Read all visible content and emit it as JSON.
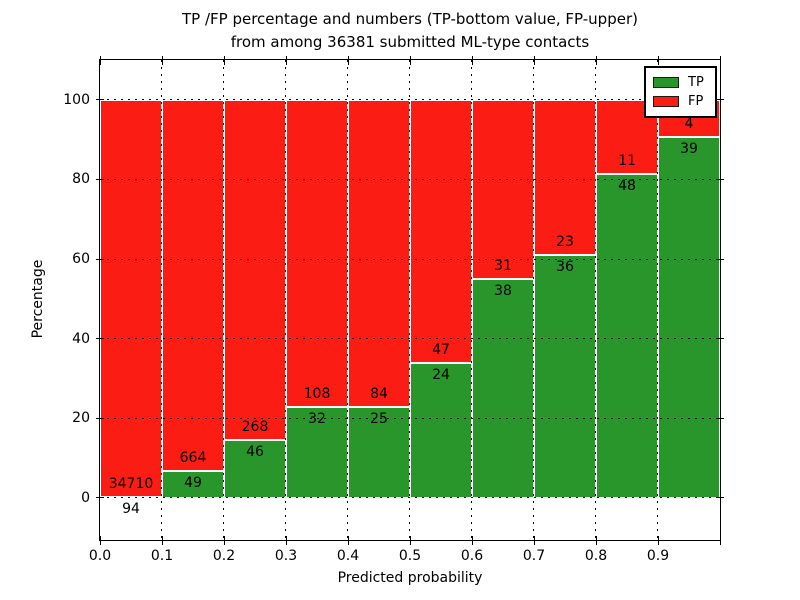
{
  "title": {
    "line1": "TP /FP percentage and numbers (TP-bottom value, FP-upper)",
    "line2": "from among 36381 submitted ML-type contacts"
  },
  "axes": {
    "xlabel": "Predicted probability",
    "ylabel": "Percentage"
  },
  "legend": {
    "entries": [
      {
        "label": "TP",
        "color": "#28962b"
      },
      {
        "label": "FP",
        "color": "#fb1d13"
      }
    ]
  },
  "chart_data": {
    "type": "bar",
    "stacked": true,
    "title": "TP /FP percentage and numbers (TP-bottom value, FP-upper) from among 36381 submitted ML-type contacts",
    "xlabel": "Predicted probability",
    "ylabel": "Percentage",
    "total_contacts": 36381,
    "bins": [
      [
        0.0,
        0.1
      ],
      [
        0.1,
        0.2
      ],
      [
        0.2,
        0.3
      ],
      [
        0.3,
        0.4
      ],
      [
        0.4,
        0.5
      ],
      [
        0.5,
        0.6
      ],
      [
        0.6,
        0.7
      ],
      [
        0.7,
        0.8
      ],
      [
        0.8,
        0.9
      ],
      [
        0.9,
        1.0
      ]
    ],
    "series": [
      {
        "name": "TP",
        "color": "#28962b",
        "counts": [
          94,
          49,
          46,
          32,
          25,
          24,
          38,
          36,
          48,
          39
        ]
      },
      {
        "name": "FP",
        "color": "#fb1d13",
        "counts": [
          34710,
          664,
          268,
          108,
          84,
          47,
          31,
          23,
          11,
          4
        ]
      }
    ],
    "bar_value_unit": "percent of bin total (stacks to 100)",
    "xticks": [
      "0.0",
      "0.1",
      "0.2",
      "0.3",
      "0.4",
      "0.5",
      "0.6",
      "0.7",
      "0.8",
      "0.9"
    ],
    "yticks": [
      0,
      20,
      40,
      60,
      80,
      100
    ],
    "xlim": [
      0.0,
      1.0
    ],
    "ylim": [
      -10.55,
      110
    ],
    "grid": true,
    "legend_position": "upper right"
  }
}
§
**Given request:** Print the records word for word and exclude any picture they hold.

**Task answer:**
Read all visible content and emit it as JSON.
{
  "title": {
    "line1": "TP /FP percentage and numbers (TP-bottom value, FP-upper)",
    "line2": "from among 36381 submitted ML-type contacts"
  },
  "axes": {
    "xlabel": "Predicted probability",
    "ylabel": "Percentage"
  },
  "legend": {
    "entries": [
      {
        "label": "TP",
        "color": "#28962b"
      },
      {
        "label": "FP",
        "color": "#fb1d13"
      }
    ]
  },
  "chart_data": {
    "type": "bar",
    "stacked": true,
    "title": "TP /FP percentage and numbers (TP-bottom value, FP-upper) from among 36381 submitted ML-type contacts",
    "xlabel": "Predicted probability",
    "ylabel": "Percentage",
    "total_contacts": 36381,
    "bins": [
      [
        0.0,
        0.1
      ],
      [
        0.1,
        0.2
      ],
      [
        0.2,
        0.3
      ],
      [
        0.3,
        0.4
      ],
      [
        0.4,
        0.5
      ],
      [
        0.5,
        0.6
      ],
      [
        0.6,
        0.7
      ],
      [
        0.7,
        0.8
      ],
      [
        0.8,
        0.9
      ],
      [
        0.9,
        1.0
      ]
    ],
    "series": [
      {
        "name": "TP",
        "color": "#28962b",
        "counts": [
          94,
          49,
          46,
          32,
          25,
          24,
          38,
          36,
          48,
          39
        ]
      },
      {
        "name": "FP",
        "color": "#fb1d13",
        "counts": [
          34710,
          664,
          268,
          108,
          84,
          47,
          31,
          23,
          11,
          4
        ]
      }
    ],
    "bar_value_unit": "percent of bin total (stacks to 100)",
    "xticks": [
      "0.0",
      "0.1",
      "0.2",
      "0.3",
      "0.4",
      "0.5",
      "0.6",
      "0.7",
      "0.8",
      "0.9"
    ],
    "yticks": [
      0,
      20,
      40,
      60,
      80,
      100
    ],
    "xlim": [
      0.0,
      1.0
    ],
    "ylim": [
      -10.55,
      110
    ],
    "grid": true,
    "legend_position": "upper right"
  }
}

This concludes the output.